Exercise » Return each record unchanged and drop the images.

Record extracts »
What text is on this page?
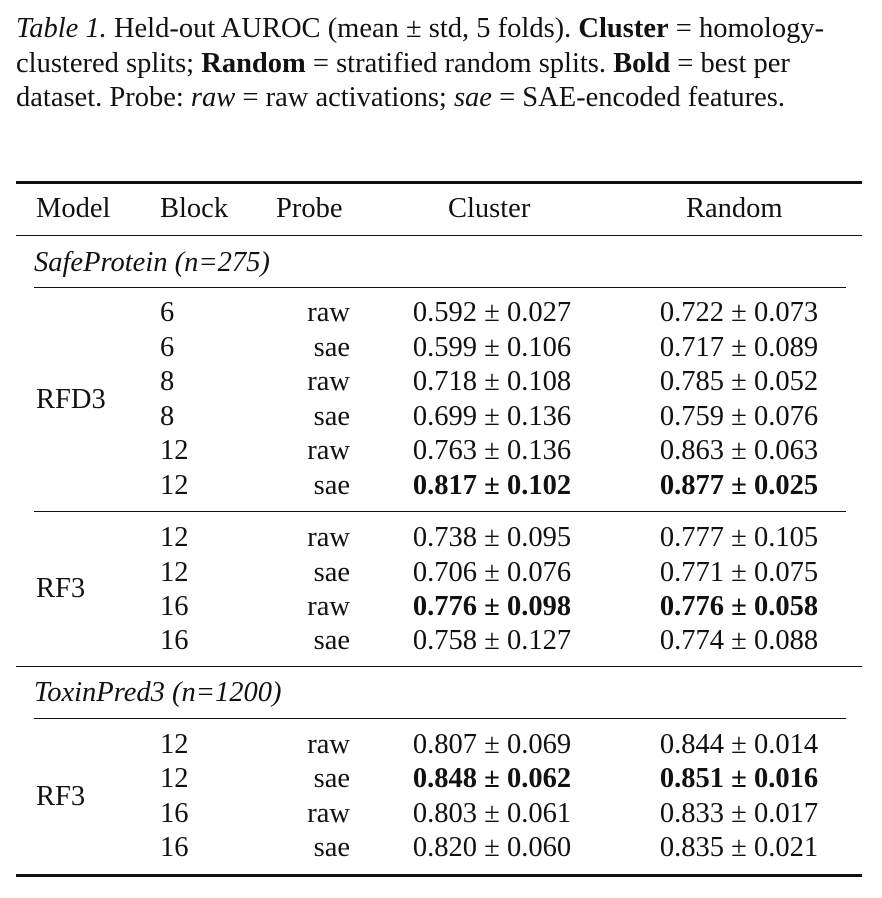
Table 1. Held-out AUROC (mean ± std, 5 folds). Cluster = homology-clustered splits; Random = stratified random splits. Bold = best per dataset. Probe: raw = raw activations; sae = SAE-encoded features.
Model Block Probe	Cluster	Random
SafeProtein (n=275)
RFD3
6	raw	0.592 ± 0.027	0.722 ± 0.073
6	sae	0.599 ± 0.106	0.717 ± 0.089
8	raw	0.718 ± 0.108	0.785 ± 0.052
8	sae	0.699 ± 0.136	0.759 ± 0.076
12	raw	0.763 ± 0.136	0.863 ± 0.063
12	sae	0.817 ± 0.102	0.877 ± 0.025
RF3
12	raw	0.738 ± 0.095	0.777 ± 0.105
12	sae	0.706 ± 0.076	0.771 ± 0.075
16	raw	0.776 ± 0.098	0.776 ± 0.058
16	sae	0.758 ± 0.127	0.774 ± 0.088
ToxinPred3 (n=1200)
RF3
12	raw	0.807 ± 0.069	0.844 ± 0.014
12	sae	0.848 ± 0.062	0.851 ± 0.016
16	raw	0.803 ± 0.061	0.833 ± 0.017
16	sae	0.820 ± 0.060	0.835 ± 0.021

Result »
What text is on this page?
Table 1. Held-out AUROC (mean ± std, 5 folds). Cluster = homology-clustered splits; Random = stratified random splits. Bold = best per dataset. Probe: raw = raw activations; sae = SAE-encoded features.
Model Block Probe	Cluster	Random
SafeProtein (n=275)
RFD3
6	raw	0.592 ± 0.027	0.722 ± 0.073
6	sae	0.599 ± 0.106	0.717 ± 0.089
8	raw	0.718 ± 0.108	0.785 ± 0.052
8	sae	0.699 ± 0.136	0.759 ± 0.076
12	raw	0.763 ± 0.136	0.863 ± 0.063
12	sae	0.817 ± 0.102	0.877 ± 0.025
RF3
12	raw	0.738 ± 0.095	0.777 ± 0.105
12	sae	0.706 ± 0.076	0.771 ± 0.075
16	raw	0.776 ± 0.098	0.776 ± 0.058
16	sae	0.758 ± 0.127	0.774 ± 0.088
ToxinPred3 (n=1200)
RF3
12	raw	0.807 ± 0.069	0.844 ± 0.014
12	sae	0.848 ± 0.062	0.851 ± 0.016
16	raw	0.803 ± 0.061	0.833 ± 0.017
16	sae	0.820 ± 0.060	0.835 ± 0.021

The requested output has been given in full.